::: Task data
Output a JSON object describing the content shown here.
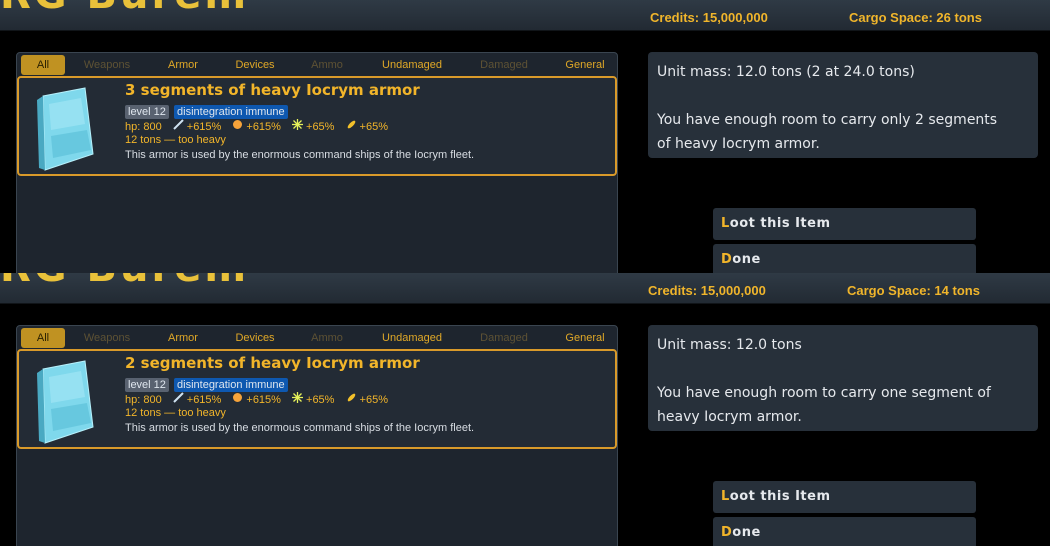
{
  "panels": [
    {
      "logo": "RG Burem",
      "credits": "Credits: 15,000,000",
      "cargo": "Cargo Space:  26 tons",
      "tabs": [
        {
          "label": "All",
          "state": "active"
        },
        {
          "label": "Weapons",
          "state": "dim"
        },
        {
          "label": "Armor",
          "state": "normal"
        },
        {
          "label": "Devices",
          "state": "normal"
        },
        {
          "label": "Ammo",
          "state": "dim"
        },
        {
          "label": "Undamaged",
          "state": "normal"
        },
        {
          "label": "Damaged",
          "state": "dim"
        },
        {
          "label": "General",
          "state": "normal"
        }
      ],
      "item": {
        "title": "3 segments of heavy Iocrym armor",
        "level": "level 12",
        "immune": "disintegration immune",
        "hp": "hp: 800",
        "stat1": "+615%",
        "stat2": "+615%",
        "stat3": "+65%",
        "stat4": "+65%",
        "weight": "12 tons — too heavy",
        "description": "This armor is used by the enormous command ships of the Iocrym fleet."
      },
      "info": {
        "line1": "Unit mass: 12.0 tons (2 at 24.0 tons)",
        "line2": "You have enough room to carry only 2 segments",
        "line3": "of heavy Iocrym armor."
      },
      "loot_hotkey": "L",
      "loot_rest": "oot this Item",
      "done_hotkey": "D",
      "done_rest": "one"
    },
    {
      "logo": "RG Burem",
      "credits": "Credits: 15,000,000",
      "cargo": "Cargo Space:  14 tons",
      "tabs": [
        {
          "label": "All",
          "state": "active"
        },
        {
          "label": "Weapons",
          "state": "dim"
        },
        {
          "label": "Armor",
          "state": "normal"
        },
        {
          "label": "Devices",
          "state": "normal"
        },
        {
          "label": "Ammo",
          "state": "dim"
        },
        {
          "label": "Undamaged",
          "state": "normal"
        },
        {
          "label": "Damaged",
          "state": "dim"
        },
        {
          "label": "General",
          "state": "normal"
        }
      ],
      "item": {
        "title": "2 segments of heavy Iocrym armor",
        "level": "level 12",
        "immune": "disintegration immune",
        "hp": "hp: 800",
        "stat1": "+615%",
        "stat2": "+615%",
        "stat3": "+65%",
        "stat4": "+65%",
        "weight": "12 tons — too heavy",
        "description": "This armor is used by the enormous command ships of the Iocrym fleet."
      },
      "info": {
        "line1": "Unit mass: 12.0 tons",
        "line2": "You have enough room to carry one segment of",
        "line3": "heavy Iocrym armor."
      },
      "loot_hotkey": "L",
      "loot_rest": "oot this Item",
      "done_hotkey": "D",
      "done_rest": "one"
    }
  ],
  "colors": {
    "accent": "#f2b52a",
    "tab_active": "#c09222",
    "item_border": "#d99a2a",
    "immune_badge": "#0e58b0",
    "panel_bg": "#27303a"
  }
}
::::::
Above are records to transcribe exactly; leave their pictures out.

Output a JSON object describing the content shown here.
{
  "panels": [
    {
      "logo": "RG Burem",
      "credits": "Credits: 15,000,000",
      "cargo": "Cargo Space:  26 tons",
      "tabs": [
        {
          "label": "All",
          "state": "active"
        },
        {
          "label": "Weapons",
          "state": "dim"
        },
        {
          "label": "Armor",
          "state": "normal"
        },
        {
          "label": "Devices",
          "state": "normal"
        },
        {
          "label": "Ammo",
          "state": "dim"
        },
        {
          "label": "Undamaged",
          "state": "normal"
        },
        {
          "label": "Damaged",
          "state": "dim"
        },
        {
          "label": "General",
          "state": "normal"
        }
      ],
      "item": {
        "title": "3 segments of heavy Iocrym armor",
        "level": "level 12",
        "immune": "disintegration immune",
        "hp": "hp: 800",
        "stat1": "+615%",
        "stat2": "+615%",
        "stat3": "+65%",
        "stat4": "+65%",
        "weight": "12 tons — too heavy",
        "description": "This armor is used by the enormous command ships of the Iocrym fleet."
      },
      "info": {
        "line1": "Unit mass: 12.0 tons (2 at 24.0 tons)",
        "line2": "You have enough room to carry only 2 segments",
        "line3": "of heavy Iocrym armor."
      },
      "loot_hotkey": "L",
      "loot_rest": "oot this Item",
      "done_hotkey": "D",
      "done_rest": "one"
    },
    {
      "logo": "RG Burem",
      "credits": "Credits: 15,000,000",
      "cargo": "Cargo Space:  14 tons",
      "tabs": [
        {
          "label": "All",
          "state": "active"
        },
        {
          "label": "Weapons",
          "state": "dim"
        },
        {
          "label": "Armor",
          "state": "normal"
        },
        {
          "label": "Devices",
          "state": "normal"
        },
        {
          "label": "Ammo",
          "state": "dim"
        },
        {
          "label": "Undamaged",
          "state": "normal"
        },
        {
          "label": "Damaged",
          "state": "dim"
        },
        {
          "label": "General",
          "state": "normal"
        }
      ],
      "item": {
        "title": "2 segments of heavy Iocrym armor",
        "level": "level 12",
        "immune": "disintegration immune",
        "hp": "hp: 800",
        "stat1": "+615%",
        "stat2": "+615%",
        "stat3": "+65%",
        "stat4": "+65%",
        "weight": "12 tons — too heavy",
        "description": "This armor is used by the enormous command ships of the Iocrym fleet."
      },
      "info": {
        "line1": "Unit mass: 12.0 tons",
        "line2": "You have enough room to carry one segment of",
        "line3": "heavy Iocrym armor."
      },
      "loot_hotkey": "L",
      "loot_rest": "oot this Item",
      "done_hotkey": "D",
      "done_rest": "one"
    }
  ],
  "colors": {
    "accent": "#f2b52a",
    "tab_active": "#c09222",
    "item_border": "#d99a2a",
    "immune_badge": "#0e58b0",
    "panel_bg": "#27303a"
  }
}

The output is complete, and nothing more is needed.